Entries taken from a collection
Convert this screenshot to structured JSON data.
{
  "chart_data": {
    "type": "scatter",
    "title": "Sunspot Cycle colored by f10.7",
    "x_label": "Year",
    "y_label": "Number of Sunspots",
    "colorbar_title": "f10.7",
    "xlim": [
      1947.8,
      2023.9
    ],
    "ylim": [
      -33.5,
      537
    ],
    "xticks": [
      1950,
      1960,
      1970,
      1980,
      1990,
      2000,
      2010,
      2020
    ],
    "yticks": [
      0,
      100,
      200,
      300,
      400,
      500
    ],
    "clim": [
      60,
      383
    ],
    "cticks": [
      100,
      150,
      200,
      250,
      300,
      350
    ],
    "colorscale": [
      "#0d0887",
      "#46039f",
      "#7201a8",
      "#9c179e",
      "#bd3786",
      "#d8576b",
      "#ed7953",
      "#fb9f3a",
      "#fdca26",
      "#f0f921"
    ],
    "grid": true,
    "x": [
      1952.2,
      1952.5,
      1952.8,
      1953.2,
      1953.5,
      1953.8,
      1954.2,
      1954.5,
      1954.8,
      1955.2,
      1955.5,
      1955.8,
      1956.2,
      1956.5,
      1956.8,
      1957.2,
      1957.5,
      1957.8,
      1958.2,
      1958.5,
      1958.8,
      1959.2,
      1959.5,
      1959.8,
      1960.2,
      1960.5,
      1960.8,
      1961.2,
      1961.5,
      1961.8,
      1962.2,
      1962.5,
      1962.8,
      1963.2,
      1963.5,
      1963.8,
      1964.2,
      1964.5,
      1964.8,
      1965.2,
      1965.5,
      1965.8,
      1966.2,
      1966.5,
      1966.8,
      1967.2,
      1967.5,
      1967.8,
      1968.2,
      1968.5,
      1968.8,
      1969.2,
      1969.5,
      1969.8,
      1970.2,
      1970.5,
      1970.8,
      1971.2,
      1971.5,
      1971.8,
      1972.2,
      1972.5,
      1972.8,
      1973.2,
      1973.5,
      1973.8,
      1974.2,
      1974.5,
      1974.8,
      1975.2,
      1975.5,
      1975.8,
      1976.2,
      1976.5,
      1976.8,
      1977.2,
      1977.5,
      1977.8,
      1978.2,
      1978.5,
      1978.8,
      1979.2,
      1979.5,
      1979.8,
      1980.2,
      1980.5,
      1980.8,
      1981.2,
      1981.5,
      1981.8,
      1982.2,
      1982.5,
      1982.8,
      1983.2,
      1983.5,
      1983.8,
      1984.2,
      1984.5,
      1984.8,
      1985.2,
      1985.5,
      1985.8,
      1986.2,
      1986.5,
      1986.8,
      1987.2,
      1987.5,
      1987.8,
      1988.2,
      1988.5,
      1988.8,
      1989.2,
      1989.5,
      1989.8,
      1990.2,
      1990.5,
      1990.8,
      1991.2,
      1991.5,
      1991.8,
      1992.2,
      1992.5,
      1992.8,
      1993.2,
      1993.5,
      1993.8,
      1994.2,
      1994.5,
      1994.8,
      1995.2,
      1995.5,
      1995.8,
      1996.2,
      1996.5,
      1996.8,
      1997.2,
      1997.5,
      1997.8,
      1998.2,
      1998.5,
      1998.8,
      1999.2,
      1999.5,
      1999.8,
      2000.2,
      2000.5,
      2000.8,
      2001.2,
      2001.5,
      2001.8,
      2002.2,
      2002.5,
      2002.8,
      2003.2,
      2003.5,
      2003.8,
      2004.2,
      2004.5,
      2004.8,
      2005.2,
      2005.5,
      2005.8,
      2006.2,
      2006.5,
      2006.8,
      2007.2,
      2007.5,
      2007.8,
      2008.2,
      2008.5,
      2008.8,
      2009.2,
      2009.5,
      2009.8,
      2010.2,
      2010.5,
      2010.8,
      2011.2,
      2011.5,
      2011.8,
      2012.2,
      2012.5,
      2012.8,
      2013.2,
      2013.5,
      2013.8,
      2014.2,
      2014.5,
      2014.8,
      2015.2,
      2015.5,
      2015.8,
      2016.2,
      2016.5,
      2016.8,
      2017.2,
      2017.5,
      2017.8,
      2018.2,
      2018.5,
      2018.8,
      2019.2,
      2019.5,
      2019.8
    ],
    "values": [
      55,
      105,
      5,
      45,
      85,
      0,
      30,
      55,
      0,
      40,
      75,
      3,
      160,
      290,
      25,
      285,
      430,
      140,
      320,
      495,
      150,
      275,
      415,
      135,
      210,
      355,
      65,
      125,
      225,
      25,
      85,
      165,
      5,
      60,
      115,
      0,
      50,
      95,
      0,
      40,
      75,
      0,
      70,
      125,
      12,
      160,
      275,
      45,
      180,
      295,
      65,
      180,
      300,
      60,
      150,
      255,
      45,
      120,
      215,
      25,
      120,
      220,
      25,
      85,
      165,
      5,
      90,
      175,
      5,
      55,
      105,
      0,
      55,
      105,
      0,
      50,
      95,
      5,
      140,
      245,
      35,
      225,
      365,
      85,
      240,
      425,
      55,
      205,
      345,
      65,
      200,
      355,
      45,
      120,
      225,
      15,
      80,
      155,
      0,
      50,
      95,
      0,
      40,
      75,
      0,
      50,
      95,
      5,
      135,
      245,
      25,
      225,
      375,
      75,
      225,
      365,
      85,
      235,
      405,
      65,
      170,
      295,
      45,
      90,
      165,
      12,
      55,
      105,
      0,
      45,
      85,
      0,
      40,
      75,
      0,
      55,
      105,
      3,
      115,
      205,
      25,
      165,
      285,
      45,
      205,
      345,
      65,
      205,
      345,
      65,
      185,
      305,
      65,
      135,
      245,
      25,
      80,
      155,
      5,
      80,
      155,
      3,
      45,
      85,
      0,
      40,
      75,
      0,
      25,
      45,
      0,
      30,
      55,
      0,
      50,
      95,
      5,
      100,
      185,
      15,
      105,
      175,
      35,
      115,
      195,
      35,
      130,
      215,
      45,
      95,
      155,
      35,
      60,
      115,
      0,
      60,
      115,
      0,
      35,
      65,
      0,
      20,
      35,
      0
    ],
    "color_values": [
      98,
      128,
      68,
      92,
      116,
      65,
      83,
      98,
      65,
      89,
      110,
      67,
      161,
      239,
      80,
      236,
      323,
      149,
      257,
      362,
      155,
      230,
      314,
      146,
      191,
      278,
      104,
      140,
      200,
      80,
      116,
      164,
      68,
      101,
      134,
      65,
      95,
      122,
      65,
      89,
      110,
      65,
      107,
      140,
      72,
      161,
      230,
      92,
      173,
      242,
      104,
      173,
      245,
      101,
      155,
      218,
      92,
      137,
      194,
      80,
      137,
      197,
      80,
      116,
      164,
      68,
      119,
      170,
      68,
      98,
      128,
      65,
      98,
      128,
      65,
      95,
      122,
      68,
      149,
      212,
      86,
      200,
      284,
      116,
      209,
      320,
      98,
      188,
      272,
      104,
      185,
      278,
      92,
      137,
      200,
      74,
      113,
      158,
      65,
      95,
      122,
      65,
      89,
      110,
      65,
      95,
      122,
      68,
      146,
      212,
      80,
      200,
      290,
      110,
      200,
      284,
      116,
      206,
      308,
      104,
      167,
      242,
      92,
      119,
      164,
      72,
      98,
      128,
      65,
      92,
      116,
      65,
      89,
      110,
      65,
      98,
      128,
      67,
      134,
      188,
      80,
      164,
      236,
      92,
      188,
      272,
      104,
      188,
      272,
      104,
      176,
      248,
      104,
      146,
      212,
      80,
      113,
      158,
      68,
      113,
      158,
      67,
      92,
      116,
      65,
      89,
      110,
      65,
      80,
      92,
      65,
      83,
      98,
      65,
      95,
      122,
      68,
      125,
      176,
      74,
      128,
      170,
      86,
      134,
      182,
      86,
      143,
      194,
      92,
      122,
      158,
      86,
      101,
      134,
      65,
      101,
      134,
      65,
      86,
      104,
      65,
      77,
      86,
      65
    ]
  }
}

Aim of the exercise. Repeat the data precisely, reproducing every entry.

Exercise answer.
Convert this screenshot to structured JSON data.
{
  "chart_data": {
    "type": "scatter",
    "title": "Sunspot Cycle colored by f10.7",
    "x_label": "Year",
    "y_label": "Number of Sunspots",
    "colorbar_title": "f10.7",
    "xlim": [
      1947.8,
      2023.9
    ],
    "ylim": [
      -33.5,
      537
    ],
    "xticks": [
      1950,
      1960,
      1970,
      1980,
      1990,
      2000,
      2010,
      2020
    ],
    "yticks": [
      0,
      100,
      200,
      300,
      400,
      500
    ],
    "clim": [
      60,
      383
    ],
    "cticks": [
      100,
      150,
      200,
      250,
      300,
      350
    ],
    "colorscale": [
      "#0d0887",
      "#46039f",
      "#7201a8",
      "#9c179e",
      "#bd3786",
      "#d8576b",
      "#ed7953",
      "#fb9f3a",
      "#fdca26",
      "#f0f921"
    ],
    "grid": true,
    "x": [
      1952.2,
      1952.5,
      1952.8,
      1953.2,
      1953.5,
      1953.8,
      1954.2,
      1954.5,
      1954.8,
      1955.2,
      1955.5,
      1955.8,
      1956.2,
      1956.5,
      1956.8,
      1957.2,
      1957.5,
      1957.8,
      1958.2,
      1958.5,
      1958.8,
      1959.2,
      1959.5,
      1959.8,
      1960.2,
      1960.5,
      1960.8,
      1961.2,
      1961.5,
      1961.8,
      1962.2,
      1962.5,
      1962.8,
      1963.2,
      1963.5,
      1963.8,
      1964.2,
      1964.5,
      1964.8,
      1965.2,
      1965.5,
      1965.8,
      1966.2,
      1966.5,
      1966.8,
      1967.2,
      1967.5,
      1967.8,
      1968.2,
      1968.5,
      1968.8,
      1969.2,
      1969.5,
      1969.8,
      1970.2,
      1970.5,
      1970.8,
      1971.2,
      1971.5,
      1971.8,
      1972.2,
      1972.5,
      1972.8,
      1973.2,
      1973.5,
      1973.8,
      1974.2,
      1974.5,
      1974.8,
      1975.2,
      1975.5,
      1975.8,
      1976.2,
      1976.5,
      1976.8,
      1977.2,
      1977.5,
      1977.8,
      1978.2,
      1978.5,
      1978.8,
      1979.2,
      1979.5,
      1979.8,
      1980.2,
      1980.5,
      1980.8,
      1981.2,
      1981.5,
      1981.8,
      1982.2,
      1982.5,
      1982.8,
      1983.2,
      1983.5,
      1983.8,
      1984.2,
      1984.5,
      1984.8,
      1985.2,
      1985.5,
      1985.8,
      1986.2,
      1986.5,
      1986.8,
      1987.2,
      1987.5,
      1987.8,
      1988.2,
      1988.5,
      1988.8,
      1989.2,
      1989.5,
      1989.8,
      1990.2,
      1990.5,
      1990.8,
      1991.2,
      1991.5,
      1991.8,
      1992.2,
      1992.5,
      1992.8,
      1993.2,
      1993.5,
      1993.8,
      1994.2,
      1994.5,
      1994.8,
      1995.2,
      1995.5,
      1995.8,
      1996.2,
      1996.5,
      1996.8,
      1997.2,
      1997.5,
      1997.8,
      1998.2,
      1998.5,
      1998.8,
      1999.2,
      1999.5,
      1999.8,
      2000.2,
      2000.5,
      2000.8,
      2001.2,
      2001.5,
      2001.8,
      2002.2,
      2002.5,
      2002.8,
      2003.2,
      2003.5,
      2003.8,
      2004.2,
      2004.5,
      2004.8,
      2005.2,
      2005.5,
      2005.8,
      2006.2,
      2006.5,
      2006.8,
      2007.2,
      2007.5,
      2007.8,
      2008.2,
      2008.5,
      2008.8,
      2009.2,
      2009.5,
      2009.8,
      2010.2,
      2010.5,
      2010.8,
      2011.2,
      2011.5,
      2011.8,
      2012.2,
      2012.5,
      2012.8,
      2013.2,
      2013.5,
      2013.8,
      2014.2,
      2014.5,
      2014.8,
      2015.2,
      2015.5,
      2015.8,
      2016.2,
      2016.5,
      2016.8,
      2017.2,
      2017.5,
      2017.8,
      2018.2,
      2018.5,
      2018.8,
      2019.2,
      2019.5,
      2019.8
    ],
    "values": [
      55,
      105,
      5,
      45,
      85,
      0,
      30,
      55,
      0,
      40,
      75,
      3,
      160,
      290,
      25,
      285,
      430,
      140,
      320,
      495,
      150,
      275,
      415,
      135,
      210,
      355,
      65,
      125,
      225,
      25,
      85,
      165,
      5,
      60,
      115,
      0,
      50,
      95,
      0,
      40,
      75,
      0,
      70,
      125,
      12,
      160,
      275,
      45,
      180,
      295,
      65,
      180,
      300,
      60,
      150,
      255,
      45,
      120,
      215,
      25,
      120,
      220,
      25,
      85,
      165,
      5,
      90,
      175,
      5,
      55,
      105,
      0,
      55,
      105,
      0,
      50,
      95,
      5,
      140,
      245,
      35,
      225,
      365,
      85,
      240,
      425,
      55,
      205,
      345,
      65,
      200,
      355,
      45,
      120,
      225,
      15,
      80,
      155,
      0,
      50,
      95,
      0,
      40,
      75,
      0,
      50,
      95,
      5,
      135,
      245,
      25,
      225,
      375,
      75,
      225,
      365,
      85,
      235,
      405,
      65,
      170,
      295,
      45,
      90,
      165,
      12,
      55,
      105,
      0,
      45,
      85,
      0,
      40,
      75,
      0,
      55,
      105,
      3,
      115,
      205,
      25,
      165,
      285,
      45,
      205,
      345,
      65,
      205,
      345,
      65,
      185,
      305,
      65,
      135,
      245,
      25,
      80,
      155,
      5,
      80,
      155,
      3,
      45,
      85,
      0,
      40,
      75,
      0,
      25,
      45,
      0,
      30,
      55,
      0,
      50,
      95,
      5,
      100,
      185,
      15,
      105,
      175,
      35,
      115,
      195,
      35,
      130,
      215,
      45,
      95,
      155,
      35,
      60,
      115,
      0,
      60,
      115,
      0,
      35,
      65,
      0,
      20,
      35,
      0
    ],
    "color_values": [
      98,
      128,
      68,
      92,
      116,
      65,
      83,
      98,
      65,
      89,
      110,
      67,
      161,
      239,
      80,
      236,
      323,
      149,
      257,
      362,
      155,
      230,
      314,
      146,
      191,
      278,
      104,
      140,
      200,
      80,
      116,
      164,
      68,
      101,
      134,
      65,
      95,
      122,
      65,
      89,
      110,
      65,
      107,
      140,
      72,
      161,
      230,
      92,
      173,
      242,
      104,
      173,
      245,
      101,
      155,
      218,
      92,
      137,
      194,
      80,
      137,
      197,
      80,
      116,
      164,
      68,
      119,
      170,
      68,
      98,
      128,
      65,
      98,
      128,
      65,
      95,
      122,
      68,
      149,
      212,
      86,
      200,
      284,
      116,
      209,
      320,
      98,
      188,
      272,
      104,
      185,
      278,
      92,
      137,
      200,
      74,
      113,
      158,
      65,
      95,
      122,
      65,
      89,
      110,
      65,
      95,
      122,
      68,
      146,
      212,
      80,
      200,
      290,
      110,
      200,
      284,
      116,
      206,
      308,
      104,
      167,
      242,
      92,
      119,
      164,
      72,
      98,
      128,
      65,
      92,
      116,
      65,
      89,
      110,
      65,
      98,
      128,
      67,
      134,
      188,
      80,
      164,
      236,
      92,
      188,
      272,
      104,
      188,
      272,
      104,
      176,
      248,
      104,
      146,
      212,
      80,
      113,
      158,
      68,
      113,
      158,
      67,
      92,
      116,
      65,
      89,
      110,
      65,
      80,
      92,
      65,
      83,
      98,
      65,
      95,
      122,
      68,
      125,
      176,
      74,
      128,
      170,
      86,
      134,
      182,
      86,
      143,
      194,
      92,
      122,
      158,
      86,
      101,
      134,
      65,
      101,
      134,
      65,
      86,
      104,
      65,
      77,
      86,
      65
    ]
  }
}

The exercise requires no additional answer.